(Task goal) Reproduce the records below in full and exactly, without their images.

(Dataset entries)

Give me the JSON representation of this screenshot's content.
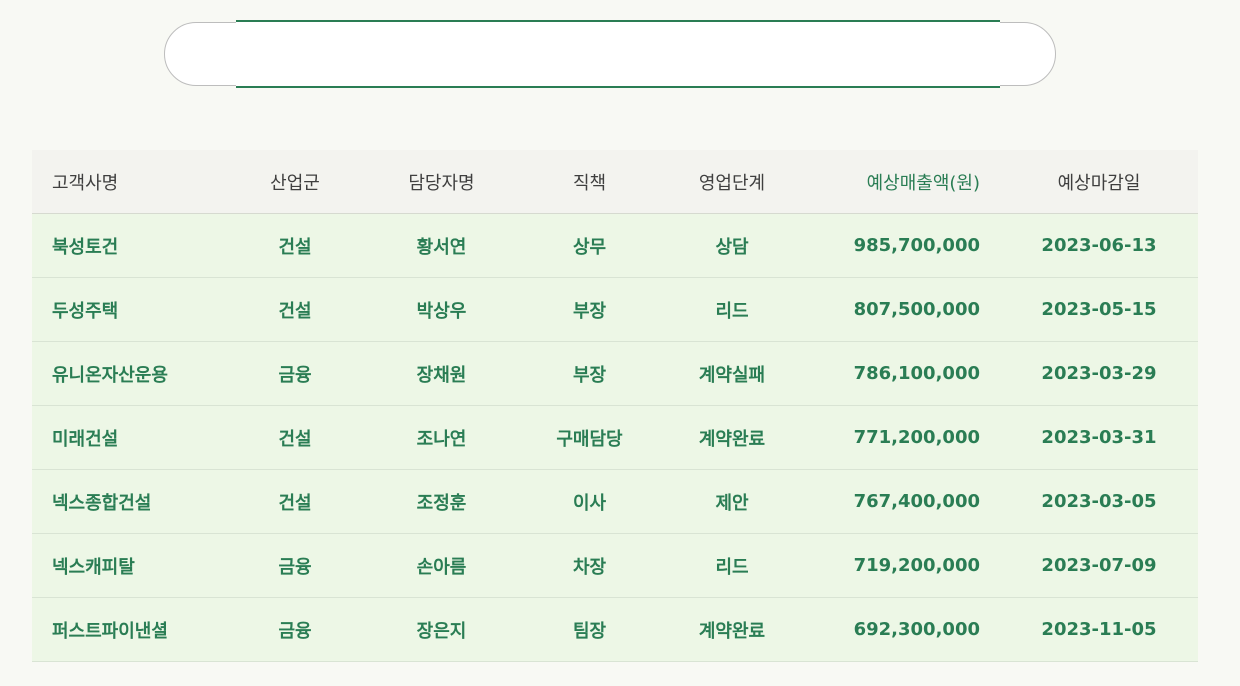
{
  "search": {
    "value": "",
    "placeholder": ""
  },
  "table": {
    "columns": [
      "고객사명",
      "산업군",
      "담당자명",
      "직책",
      "영업단계",
      "예상매출액(원)",
      "예상마감일"
    ],
    "sorted_column": "예상매출액(원)",
    "rows": [
      [
        "북성토건",
        "건설",
        "황서연",
        "상무",
        "상담",
        "985,700,000",
        "2023-06-13"
      ],
      [
        "두성주택",
        "건설",
        "박상우",
        "부장",
        "리드",
        "807,500,000",
        "2023-05-15"
      ],
      [
        "유니온자산운용",
        "금융",
        "장채원",
        "부장",
        "계약실패",
        "786,100,000",
        "2023-03-29"
      ],
      [
        "미래건설",
        "건설",
        "조나연",
        "구매담당",
        "계약완료",
        "771,200,000",
        "2023-03-31"
      ],
      [
        "넥스종합건설",
        "건설",
        "조정훈",
        "이사",
        "제안",
        "767,400,000",
        "2023-03-05"
      ],
      [
        "넥스캐피탈",
        "금융",
        "손아름",
        "차장",
        "리드",
        "719,200,000",
        "2023-07-09"
      ],
      [
        "퍼스트파이낸셜",
        "금융",
        "장은지",
        "팀장",
        "계약완료",
        "692,300,000",
        "2023-11-05"
      ]
    ]
  },
  "colors": {
    "accent": "#2a7d54",
    "row_background": "#edf7e6",
    "header_background": "#f3f3ef",
    "page_background": "#f8f9f4"
  }
}
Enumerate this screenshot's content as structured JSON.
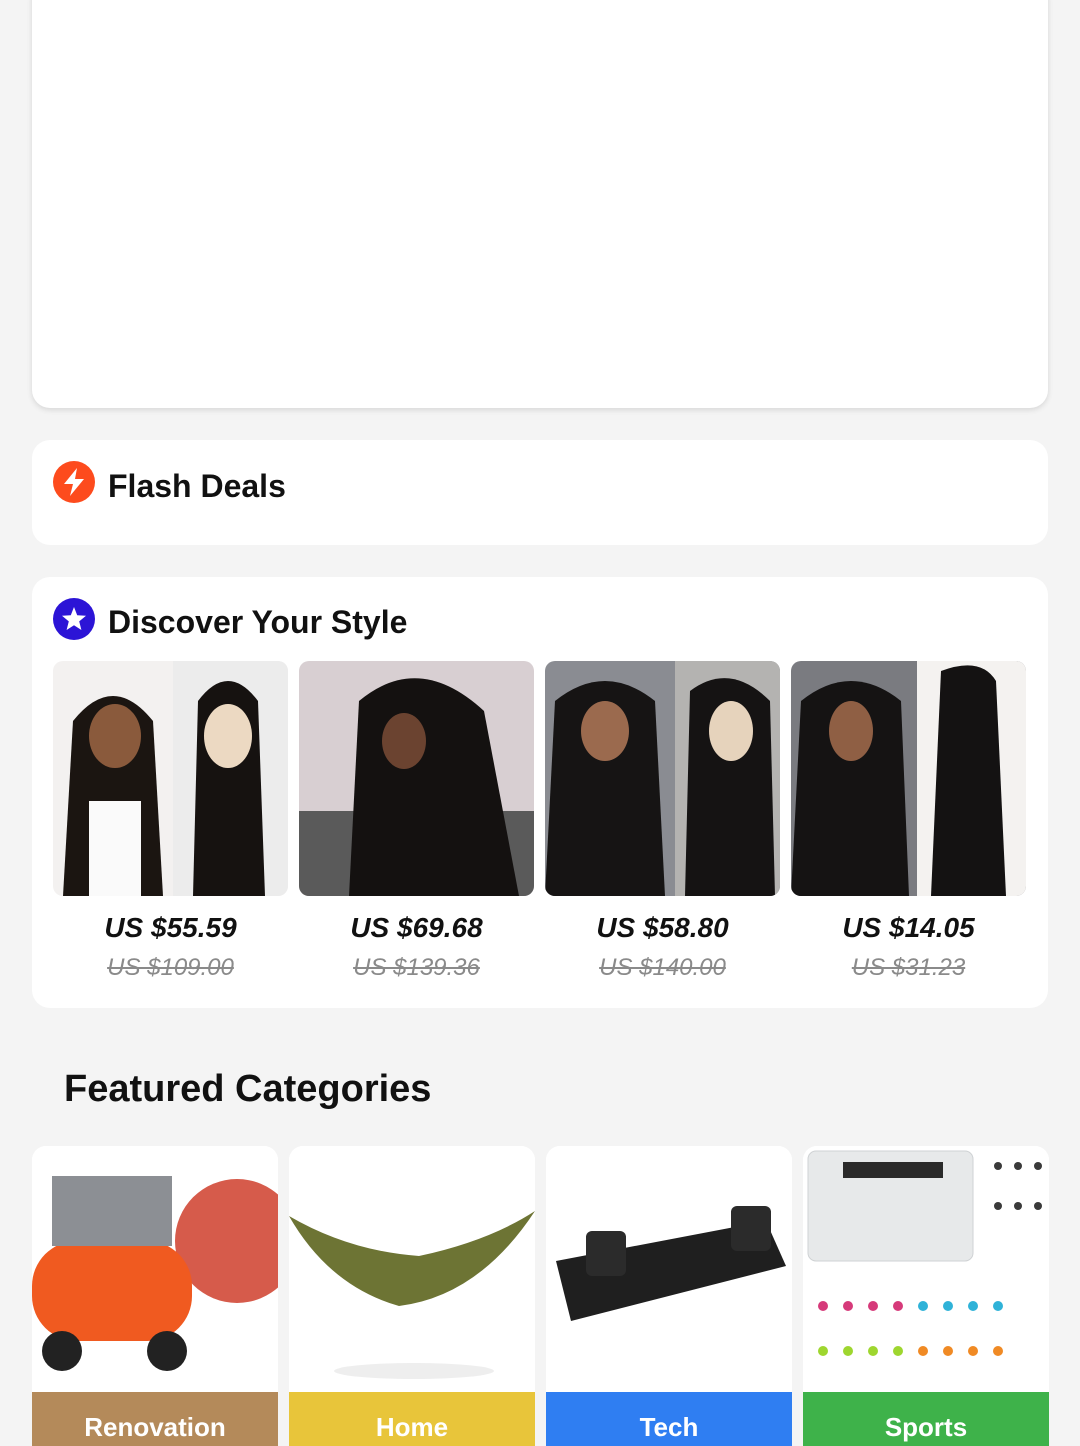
{
  "flash_deals": {
    "title": "Flash Deals",
    "icon": "lightning-icon",
    "color": "#fd4b1d"
  },
  "discover": {
    "title": "Discover Your Style",
    "icon": "star-icon",
    "color": "#2c14d6",
    "products": [
      {
        "price": "US $55.59",
        "old_price": "US $109.00"
      },
      {
        "price": "US $69.68",
        "old_price": "US $139.36"
      },
      {
        "price": "US $58.80",
        "old_price": "US $140.00"
      },
      {
        "price": "US $14.05",
        "old_price": "US $31.23"
      }
    ]
  },
  "featured": {
    "title": "Featured Categories",
    "categories": [
      {
        "label": "Renovation",
        "color": "#b48a5a"
      },
      {
        "label": "Home",
        "color": "#e8c53a"
      },
      {
        "label": "Tech",
        "color": "#2f7ef2"
      },
      {
        "label": "Sports",
        "color": "#3eb24a"
      }
    ]
  }
}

(Solution to the problem)
Give me the JSON representation of this screenshot's content.
{
  "search": {
    "value": "",
    "placeholder": ""
  },
  "table": {
    "columns": [
      "고객사명",
      "산업군",
      "담당자명",
      "직책",
      "영업단계",
      "예상매출액(원)",
      "예상마감일"
    ],
    "sorted_column": "예상매출액(원)",
    "rows": [
      [
        "북성토건",
        "건설",
        "황서연",
        "상무",
        "상담",
        "985,700,000",
        "2023-06-13"
      ],
      [
        "두성주택",
        "건설",
        "박상우",
        "부장",
        "리드",
        "807,500,000",
        "2023-05-15"
      ],
      [
        "유니온자산운용",
        "금융",
        "장채원",
        "부장",
        "계약실패",
        "786,100,000",
        "2023-03-29"
      ],
      [
        "미래건설",
        "건설",
        "조나연",
        "구매담당",
        "계약완료",
        "771,200,000",
        "2023-03-31"
      ],
      [
        "넥스종합건설",
        "건설",
        "조정훈",
        "이사",
        "제안",
        "767,400,000",
        "2023-03-05"
      ],
      [
        "넥스캐피탈",
        "금융",
        "손아름",
        "차장",
        "리드",
        "719,200,000",
        "2023-07-09"
      ],
      [
        "퍼스트파이낸셜",
        "금융",
        "장은지",
        "팀장",
        "계약완료",
        "692,300,000",
        "2023-11-05"
      ]
    ]
  },
  "colors": {
    "accent": "#2a7d54",
    "row_background": "#edf7e6",
    "header_background": "#f3f3ef",
    "page_background": "#f8f9f4"
  }
}
Enumerate this screenshot's content as structured JSON.
{
  "flash_deals": {
    "title": "Flash Deals",
    "icon": "lightning-icon",
    "color": "#fd4b1d"
  },
  "discover": {
    "title": "Discover Your Style",
    "icon": "star-icon",
    "color": "#2c14d6",
    "products": [
      {
        "price": "US $55.59",
        "old_price": "US $109.00"
      },
      {
        "price": "US $69.68",
        "old_price": "US $139.36"
      },
      {
        "price": "US $58.80",
        "old_price": "US $140.00"
      },
      {
        "price": "US $14.05",
        "old_price": "US $31.23"
      }
    ]
  },
  "featured": {
    "title": "Featured Categories",
    "categories": [
      {
        "label": "Renovation",
        "color": "#b48a5a"
      },
      {
        "label": "Home",
        "color": "#e8c53a"
      },
      {
        "label": "Tech",
        "color": "#2f7ef2"
      },
      {
        "label": "Sports",
        "color": "#3eb24a"
      }
    ]
  }
}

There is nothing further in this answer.